To be done: Copy each line below that contains "everything".

Material provided:
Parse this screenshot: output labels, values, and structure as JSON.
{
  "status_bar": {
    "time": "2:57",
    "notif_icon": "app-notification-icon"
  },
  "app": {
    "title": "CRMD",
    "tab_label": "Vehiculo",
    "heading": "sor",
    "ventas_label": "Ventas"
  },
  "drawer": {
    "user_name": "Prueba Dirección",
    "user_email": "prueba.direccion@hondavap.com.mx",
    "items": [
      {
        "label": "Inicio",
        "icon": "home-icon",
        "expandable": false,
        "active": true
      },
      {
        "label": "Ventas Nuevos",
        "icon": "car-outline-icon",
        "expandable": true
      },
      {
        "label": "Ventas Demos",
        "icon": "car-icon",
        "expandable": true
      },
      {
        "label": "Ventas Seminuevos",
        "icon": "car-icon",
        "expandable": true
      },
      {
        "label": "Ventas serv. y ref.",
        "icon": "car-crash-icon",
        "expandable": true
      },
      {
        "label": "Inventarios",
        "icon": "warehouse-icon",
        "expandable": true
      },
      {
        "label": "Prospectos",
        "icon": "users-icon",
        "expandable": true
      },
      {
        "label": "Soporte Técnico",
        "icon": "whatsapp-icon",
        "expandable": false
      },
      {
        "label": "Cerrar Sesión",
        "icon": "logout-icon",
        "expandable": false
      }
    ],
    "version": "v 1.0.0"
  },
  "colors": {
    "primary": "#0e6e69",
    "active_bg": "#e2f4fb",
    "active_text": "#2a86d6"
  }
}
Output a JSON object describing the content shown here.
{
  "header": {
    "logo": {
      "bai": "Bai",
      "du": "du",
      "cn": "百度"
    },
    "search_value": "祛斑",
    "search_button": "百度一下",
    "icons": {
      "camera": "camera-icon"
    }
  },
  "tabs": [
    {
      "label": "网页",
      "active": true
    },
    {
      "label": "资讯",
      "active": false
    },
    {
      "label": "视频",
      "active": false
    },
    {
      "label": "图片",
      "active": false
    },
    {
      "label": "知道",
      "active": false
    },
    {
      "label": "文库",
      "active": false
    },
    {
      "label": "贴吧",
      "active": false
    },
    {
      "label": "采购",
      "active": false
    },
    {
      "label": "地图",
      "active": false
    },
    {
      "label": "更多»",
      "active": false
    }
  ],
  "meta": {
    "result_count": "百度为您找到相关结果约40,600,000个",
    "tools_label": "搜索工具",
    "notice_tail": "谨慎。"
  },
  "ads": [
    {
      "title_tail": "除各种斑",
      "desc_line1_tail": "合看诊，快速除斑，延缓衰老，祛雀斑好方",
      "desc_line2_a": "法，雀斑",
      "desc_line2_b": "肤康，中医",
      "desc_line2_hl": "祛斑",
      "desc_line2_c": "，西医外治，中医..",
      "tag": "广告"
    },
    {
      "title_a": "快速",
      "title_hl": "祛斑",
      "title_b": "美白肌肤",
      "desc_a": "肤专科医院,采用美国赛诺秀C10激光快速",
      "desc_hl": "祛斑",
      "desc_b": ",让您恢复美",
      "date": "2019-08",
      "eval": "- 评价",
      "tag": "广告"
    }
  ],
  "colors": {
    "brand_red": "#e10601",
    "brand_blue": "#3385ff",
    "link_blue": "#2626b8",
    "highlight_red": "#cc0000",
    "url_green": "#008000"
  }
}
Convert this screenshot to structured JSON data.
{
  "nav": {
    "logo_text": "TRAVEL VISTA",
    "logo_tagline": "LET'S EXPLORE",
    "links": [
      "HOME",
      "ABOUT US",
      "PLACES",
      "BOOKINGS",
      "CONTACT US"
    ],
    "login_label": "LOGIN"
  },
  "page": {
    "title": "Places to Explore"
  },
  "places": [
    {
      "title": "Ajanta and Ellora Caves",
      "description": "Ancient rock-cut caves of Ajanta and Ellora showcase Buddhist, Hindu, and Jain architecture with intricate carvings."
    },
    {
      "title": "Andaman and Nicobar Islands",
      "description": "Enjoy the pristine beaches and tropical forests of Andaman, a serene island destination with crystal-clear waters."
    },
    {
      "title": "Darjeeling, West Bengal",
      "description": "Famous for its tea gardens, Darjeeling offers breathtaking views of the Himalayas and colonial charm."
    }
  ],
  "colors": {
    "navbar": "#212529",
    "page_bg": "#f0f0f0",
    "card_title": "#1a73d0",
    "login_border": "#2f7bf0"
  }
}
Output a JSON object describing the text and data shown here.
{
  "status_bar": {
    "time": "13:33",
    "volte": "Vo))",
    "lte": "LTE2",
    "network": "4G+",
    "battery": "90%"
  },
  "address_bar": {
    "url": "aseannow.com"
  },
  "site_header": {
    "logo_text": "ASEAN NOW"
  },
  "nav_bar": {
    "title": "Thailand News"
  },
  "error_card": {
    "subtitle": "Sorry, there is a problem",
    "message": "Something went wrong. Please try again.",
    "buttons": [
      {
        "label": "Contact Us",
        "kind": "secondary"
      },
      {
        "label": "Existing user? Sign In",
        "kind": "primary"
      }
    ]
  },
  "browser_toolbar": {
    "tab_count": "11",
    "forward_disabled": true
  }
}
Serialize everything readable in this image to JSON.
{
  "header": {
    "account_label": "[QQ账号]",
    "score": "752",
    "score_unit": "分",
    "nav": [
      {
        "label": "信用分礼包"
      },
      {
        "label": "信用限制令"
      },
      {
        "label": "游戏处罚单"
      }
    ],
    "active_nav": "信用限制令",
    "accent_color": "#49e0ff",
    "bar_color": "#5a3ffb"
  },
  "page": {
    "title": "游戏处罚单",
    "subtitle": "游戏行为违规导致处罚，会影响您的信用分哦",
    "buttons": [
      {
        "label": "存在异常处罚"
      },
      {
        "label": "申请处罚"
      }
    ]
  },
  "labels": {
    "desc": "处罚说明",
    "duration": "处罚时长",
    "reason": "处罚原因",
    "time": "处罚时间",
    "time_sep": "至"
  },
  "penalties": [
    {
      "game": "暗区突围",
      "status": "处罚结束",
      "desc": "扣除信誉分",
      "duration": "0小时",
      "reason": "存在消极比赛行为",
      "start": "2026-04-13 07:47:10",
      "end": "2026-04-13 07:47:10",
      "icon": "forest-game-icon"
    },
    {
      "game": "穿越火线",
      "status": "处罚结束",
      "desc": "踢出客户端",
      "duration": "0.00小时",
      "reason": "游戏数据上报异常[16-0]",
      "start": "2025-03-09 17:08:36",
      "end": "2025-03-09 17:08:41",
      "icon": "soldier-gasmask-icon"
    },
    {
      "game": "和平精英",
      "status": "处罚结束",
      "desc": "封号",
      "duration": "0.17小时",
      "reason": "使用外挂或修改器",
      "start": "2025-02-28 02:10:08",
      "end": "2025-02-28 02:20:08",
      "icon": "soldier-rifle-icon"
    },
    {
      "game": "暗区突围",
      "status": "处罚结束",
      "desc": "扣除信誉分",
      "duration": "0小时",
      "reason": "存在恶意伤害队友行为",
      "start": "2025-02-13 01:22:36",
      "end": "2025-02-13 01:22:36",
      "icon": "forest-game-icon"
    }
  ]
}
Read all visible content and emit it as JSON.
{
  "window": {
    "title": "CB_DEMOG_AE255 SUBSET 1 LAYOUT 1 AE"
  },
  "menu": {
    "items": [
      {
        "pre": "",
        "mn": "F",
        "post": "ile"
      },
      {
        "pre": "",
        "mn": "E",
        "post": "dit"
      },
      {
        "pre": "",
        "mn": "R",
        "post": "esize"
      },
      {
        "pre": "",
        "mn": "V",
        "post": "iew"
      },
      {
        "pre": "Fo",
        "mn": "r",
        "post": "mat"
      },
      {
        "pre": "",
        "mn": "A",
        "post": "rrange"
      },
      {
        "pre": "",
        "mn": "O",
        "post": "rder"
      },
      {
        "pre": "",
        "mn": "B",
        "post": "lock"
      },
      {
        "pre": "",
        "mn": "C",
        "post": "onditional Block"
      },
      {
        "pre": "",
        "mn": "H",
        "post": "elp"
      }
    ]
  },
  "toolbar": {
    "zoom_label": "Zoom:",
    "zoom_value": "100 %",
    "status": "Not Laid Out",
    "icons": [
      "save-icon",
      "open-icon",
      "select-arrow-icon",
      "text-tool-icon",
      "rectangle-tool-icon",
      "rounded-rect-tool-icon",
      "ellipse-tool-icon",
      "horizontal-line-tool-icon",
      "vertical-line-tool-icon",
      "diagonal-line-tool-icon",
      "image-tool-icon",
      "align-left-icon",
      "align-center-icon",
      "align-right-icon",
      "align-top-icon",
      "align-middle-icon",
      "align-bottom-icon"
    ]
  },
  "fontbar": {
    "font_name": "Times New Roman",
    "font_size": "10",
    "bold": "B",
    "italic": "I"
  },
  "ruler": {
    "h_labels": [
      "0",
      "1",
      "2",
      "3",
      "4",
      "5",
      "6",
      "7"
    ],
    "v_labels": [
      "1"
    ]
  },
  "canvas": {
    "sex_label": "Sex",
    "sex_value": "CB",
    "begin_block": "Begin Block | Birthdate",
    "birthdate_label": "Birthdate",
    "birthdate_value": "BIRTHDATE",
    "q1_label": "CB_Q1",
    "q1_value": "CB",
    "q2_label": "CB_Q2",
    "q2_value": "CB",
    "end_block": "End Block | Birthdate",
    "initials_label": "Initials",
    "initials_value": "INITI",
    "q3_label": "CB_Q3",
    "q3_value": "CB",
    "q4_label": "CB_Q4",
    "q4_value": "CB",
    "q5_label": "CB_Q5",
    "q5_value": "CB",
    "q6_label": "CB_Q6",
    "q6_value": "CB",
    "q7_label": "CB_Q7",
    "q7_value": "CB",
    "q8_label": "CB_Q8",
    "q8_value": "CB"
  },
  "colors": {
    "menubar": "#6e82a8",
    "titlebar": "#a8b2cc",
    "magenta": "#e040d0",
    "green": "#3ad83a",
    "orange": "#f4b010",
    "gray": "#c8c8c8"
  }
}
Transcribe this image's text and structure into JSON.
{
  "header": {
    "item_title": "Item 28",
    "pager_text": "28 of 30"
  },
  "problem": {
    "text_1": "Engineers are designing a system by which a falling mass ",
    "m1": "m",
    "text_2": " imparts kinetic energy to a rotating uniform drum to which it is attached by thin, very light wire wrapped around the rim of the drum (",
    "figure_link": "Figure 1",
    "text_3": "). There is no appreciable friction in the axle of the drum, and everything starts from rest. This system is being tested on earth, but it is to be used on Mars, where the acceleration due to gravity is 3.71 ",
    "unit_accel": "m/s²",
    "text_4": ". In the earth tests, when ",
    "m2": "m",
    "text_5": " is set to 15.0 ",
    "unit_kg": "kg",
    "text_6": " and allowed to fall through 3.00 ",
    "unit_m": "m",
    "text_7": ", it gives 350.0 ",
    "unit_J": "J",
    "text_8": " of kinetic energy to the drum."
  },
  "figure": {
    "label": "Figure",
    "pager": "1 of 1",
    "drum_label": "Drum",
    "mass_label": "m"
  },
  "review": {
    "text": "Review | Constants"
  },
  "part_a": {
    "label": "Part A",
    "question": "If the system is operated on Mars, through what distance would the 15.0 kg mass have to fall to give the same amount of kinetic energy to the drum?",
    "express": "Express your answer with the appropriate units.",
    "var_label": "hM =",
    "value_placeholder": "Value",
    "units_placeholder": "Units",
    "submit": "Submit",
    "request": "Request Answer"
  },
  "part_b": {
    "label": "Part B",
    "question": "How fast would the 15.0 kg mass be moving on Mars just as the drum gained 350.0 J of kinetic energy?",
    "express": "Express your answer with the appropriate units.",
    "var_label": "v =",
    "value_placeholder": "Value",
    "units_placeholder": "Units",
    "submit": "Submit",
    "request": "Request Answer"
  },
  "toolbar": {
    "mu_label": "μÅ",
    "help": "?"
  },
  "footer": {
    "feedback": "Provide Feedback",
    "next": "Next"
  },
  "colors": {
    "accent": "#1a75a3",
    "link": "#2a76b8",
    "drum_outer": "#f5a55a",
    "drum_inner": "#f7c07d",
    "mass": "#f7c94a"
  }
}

Problem solution:
Serialize everything readable in this image to JSON.
    "text_3": "). There is no appreciable friction in the axle of the drum, and everything starts from rest. This system is being tested on earth, but it is to be used on Mars, where the acceleration due to gravity is 3.71 ",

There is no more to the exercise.